## Problem to work on
Scan the records for the string "ffffff"; copy each line where it occurs.

[Entries with figure data]
========================================
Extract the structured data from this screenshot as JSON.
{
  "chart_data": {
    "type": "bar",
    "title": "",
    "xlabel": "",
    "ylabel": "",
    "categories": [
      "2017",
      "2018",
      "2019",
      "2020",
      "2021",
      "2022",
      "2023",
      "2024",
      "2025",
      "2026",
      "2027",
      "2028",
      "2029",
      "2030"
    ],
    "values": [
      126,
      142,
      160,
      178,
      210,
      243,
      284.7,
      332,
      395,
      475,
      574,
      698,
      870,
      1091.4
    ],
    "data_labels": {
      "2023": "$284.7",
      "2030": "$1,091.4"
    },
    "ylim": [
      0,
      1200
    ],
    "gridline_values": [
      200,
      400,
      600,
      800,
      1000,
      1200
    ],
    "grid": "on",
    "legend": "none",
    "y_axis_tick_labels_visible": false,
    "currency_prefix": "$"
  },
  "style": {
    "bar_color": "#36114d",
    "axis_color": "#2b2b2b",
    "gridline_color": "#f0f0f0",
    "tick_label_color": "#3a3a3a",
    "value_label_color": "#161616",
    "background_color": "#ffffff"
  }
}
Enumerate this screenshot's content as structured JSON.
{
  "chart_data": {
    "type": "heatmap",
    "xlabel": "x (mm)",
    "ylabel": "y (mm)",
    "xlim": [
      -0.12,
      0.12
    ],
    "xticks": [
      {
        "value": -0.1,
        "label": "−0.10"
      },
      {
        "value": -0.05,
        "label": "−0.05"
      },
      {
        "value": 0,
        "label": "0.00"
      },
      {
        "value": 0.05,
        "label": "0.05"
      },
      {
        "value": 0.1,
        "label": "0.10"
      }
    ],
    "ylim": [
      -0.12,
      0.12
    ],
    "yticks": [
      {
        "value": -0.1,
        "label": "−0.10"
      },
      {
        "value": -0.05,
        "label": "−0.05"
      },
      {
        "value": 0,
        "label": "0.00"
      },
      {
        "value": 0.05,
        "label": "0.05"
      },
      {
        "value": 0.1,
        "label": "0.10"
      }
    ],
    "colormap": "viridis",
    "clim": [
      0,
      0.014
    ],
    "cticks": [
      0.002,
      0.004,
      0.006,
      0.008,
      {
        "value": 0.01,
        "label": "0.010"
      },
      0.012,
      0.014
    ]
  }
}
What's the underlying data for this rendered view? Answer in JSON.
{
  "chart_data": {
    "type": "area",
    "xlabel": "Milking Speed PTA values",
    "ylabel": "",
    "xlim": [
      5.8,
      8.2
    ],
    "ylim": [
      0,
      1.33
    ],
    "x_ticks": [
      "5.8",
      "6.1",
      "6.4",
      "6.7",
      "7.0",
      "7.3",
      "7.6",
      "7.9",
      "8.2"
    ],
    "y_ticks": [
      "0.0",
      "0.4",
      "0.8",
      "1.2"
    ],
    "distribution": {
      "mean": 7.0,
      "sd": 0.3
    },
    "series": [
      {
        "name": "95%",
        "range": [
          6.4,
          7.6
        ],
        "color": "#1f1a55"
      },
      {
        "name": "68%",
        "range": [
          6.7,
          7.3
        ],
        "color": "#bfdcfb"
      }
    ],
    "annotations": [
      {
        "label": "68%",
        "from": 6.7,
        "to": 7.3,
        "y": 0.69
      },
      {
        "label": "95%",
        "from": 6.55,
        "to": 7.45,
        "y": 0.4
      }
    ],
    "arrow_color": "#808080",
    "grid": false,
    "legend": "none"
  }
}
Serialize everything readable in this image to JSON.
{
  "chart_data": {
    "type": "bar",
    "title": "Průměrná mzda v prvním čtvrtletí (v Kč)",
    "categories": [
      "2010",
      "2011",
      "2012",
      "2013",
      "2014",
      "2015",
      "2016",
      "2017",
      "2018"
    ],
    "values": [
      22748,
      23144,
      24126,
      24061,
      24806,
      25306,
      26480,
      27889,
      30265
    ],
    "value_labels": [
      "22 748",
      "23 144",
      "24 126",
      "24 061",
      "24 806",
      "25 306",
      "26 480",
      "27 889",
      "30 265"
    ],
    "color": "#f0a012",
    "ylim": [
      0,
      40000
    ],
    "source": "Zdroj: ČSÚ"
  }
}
========================================
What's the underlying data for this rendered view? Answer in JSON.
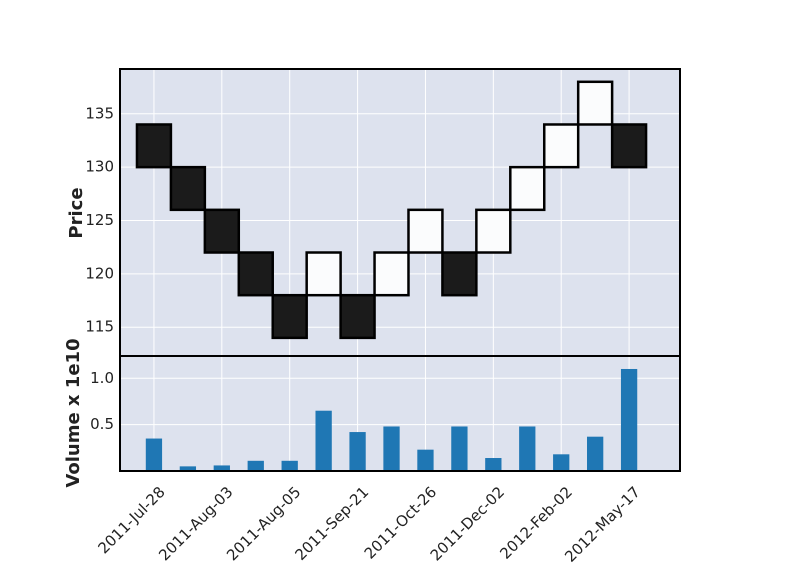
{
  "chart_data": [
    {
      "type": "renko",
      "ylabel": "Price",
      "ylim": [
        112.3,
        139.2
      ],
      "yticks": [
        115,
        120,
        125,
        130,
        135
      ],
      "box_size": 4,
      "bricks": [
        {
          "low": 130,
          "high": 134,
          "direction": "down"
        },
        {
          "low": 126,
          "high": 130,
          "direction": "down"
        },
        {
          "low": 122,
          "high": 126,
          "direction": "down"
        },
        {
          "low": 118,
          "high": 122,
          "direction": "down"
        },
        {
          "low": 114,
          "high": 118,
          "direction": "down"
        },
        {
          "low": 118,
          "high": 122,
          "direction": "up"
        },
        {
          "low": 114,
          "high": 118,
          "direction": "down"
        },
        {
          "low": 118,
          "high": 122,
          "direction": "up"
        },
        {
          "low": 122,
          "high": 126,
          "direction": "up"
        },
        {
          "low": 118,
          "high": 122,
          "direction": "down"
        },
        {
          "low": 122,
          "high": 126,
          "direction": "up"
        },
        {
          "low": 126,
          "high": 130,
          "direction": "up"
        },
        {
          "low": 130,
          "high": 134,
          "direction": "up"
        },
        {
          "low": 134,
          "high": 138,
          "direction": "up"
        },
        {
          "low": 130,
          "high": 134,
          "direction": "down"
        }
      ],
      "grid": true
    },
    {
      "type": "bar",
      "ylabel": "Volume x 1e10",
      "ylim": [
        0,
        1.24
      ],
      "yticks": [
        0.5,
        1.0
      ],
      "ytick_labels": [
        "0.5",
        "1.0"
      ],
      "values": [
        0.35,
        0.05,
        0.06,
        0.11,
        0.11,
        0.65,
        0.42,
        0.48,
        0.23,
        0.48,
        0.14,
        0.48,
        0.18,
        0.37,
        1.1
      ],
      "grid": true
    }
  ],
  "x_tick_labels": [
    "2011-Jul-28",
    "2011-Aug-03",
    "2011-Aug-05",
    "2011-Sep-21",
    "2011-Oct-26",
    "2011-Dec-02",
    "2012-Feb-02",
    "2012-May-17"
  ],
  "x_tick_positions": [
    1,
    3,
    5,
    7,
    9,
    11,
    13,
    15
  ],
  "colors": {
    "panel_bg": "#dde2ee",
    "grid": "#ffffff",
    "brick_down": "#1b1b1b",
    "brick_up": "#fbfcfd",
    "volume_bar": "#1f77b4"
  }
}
========================================
## Result below
    "background_color": "#ffffff"
    "grid": "#ffffff",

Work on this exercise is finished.